# What you are asked to do:
Write out all of the entries that follow, word for word, but skip the pictures.

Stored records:
————

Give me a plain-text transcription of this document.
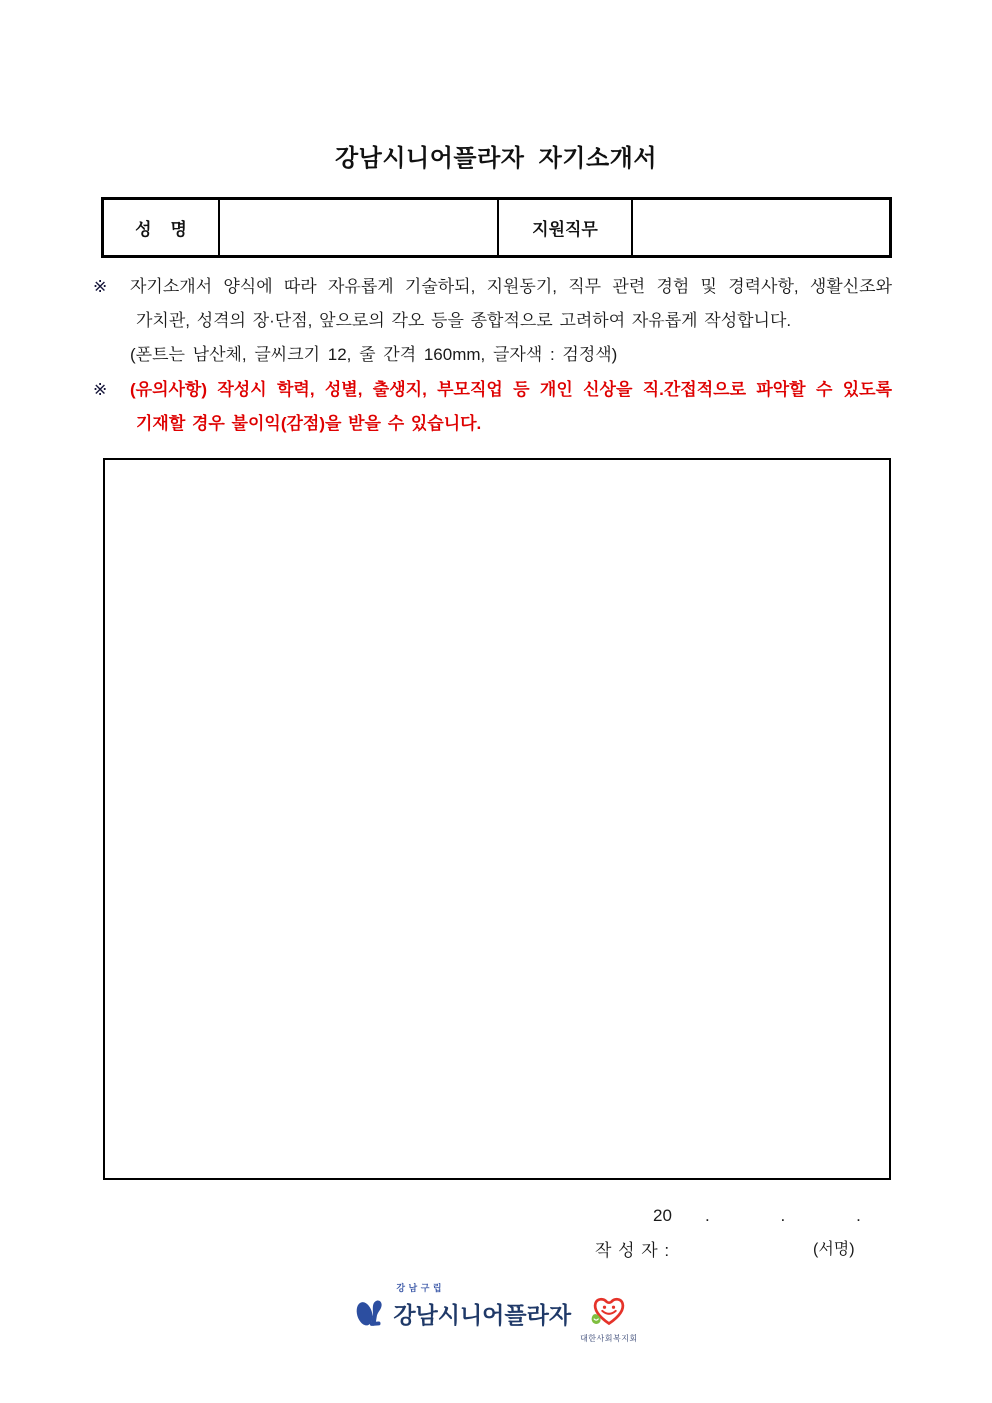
강남시니어플라자 자기소개서
성    명	지원직무
※ 자기소개서 양식에 따라 자유롭게 기술하되, 지원동기, 직무 관련 경험 및 경력사항, 생활신조와
가치관, 성격의 장·단점, 앞으로의 각오 등을 종합적으로 고려하여 자유롭게 작성합니다.
(폰트는 남산체, 글씨크기 12, 줄 간격 160mm, 글자색 : 검정색)
※ (유의사항) 작성시 학력, 성별, 출생지, 부모직업 등 개인 신상을 직.간접적으로 파악할 수 있도록
기재할 경우 불이익(감점)을 받을 수 있습니다.
20       .               .               .
작 성 자 :	(서명)
강남구립
강남시니어플라자
대한사회복지회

————

# Answer to this problem:
Give me a plain-text transcription of this document.
강남시니어플라자 자기소개서
성    명	지원직무
※ 자기소개서 양식에 따라 자유롭게 기술하되, 지원동기, 직무 관련 경험 및 경력사항, 생활신조와
가치관, 성격의 장·단점, 앞으로의 각오 등을 종합적으로 고려하여 자유롭게 작성합니다.
(폰트는 남산체, 글씨크기 12, 줄 간격 160mm, 글자색 : 검정색)
※ (유의사항) 작성시 학력, 성별, 출생지, 부모직업 등 개인 신상을 직.간접적으로 파악할 수 있도록
기재할 경우 불이익(감점)을 받을 수 있습니다.
20       .               .               .
작 성 자 :	(서명)
강남구립
강남시니어플라자
대한사회복지회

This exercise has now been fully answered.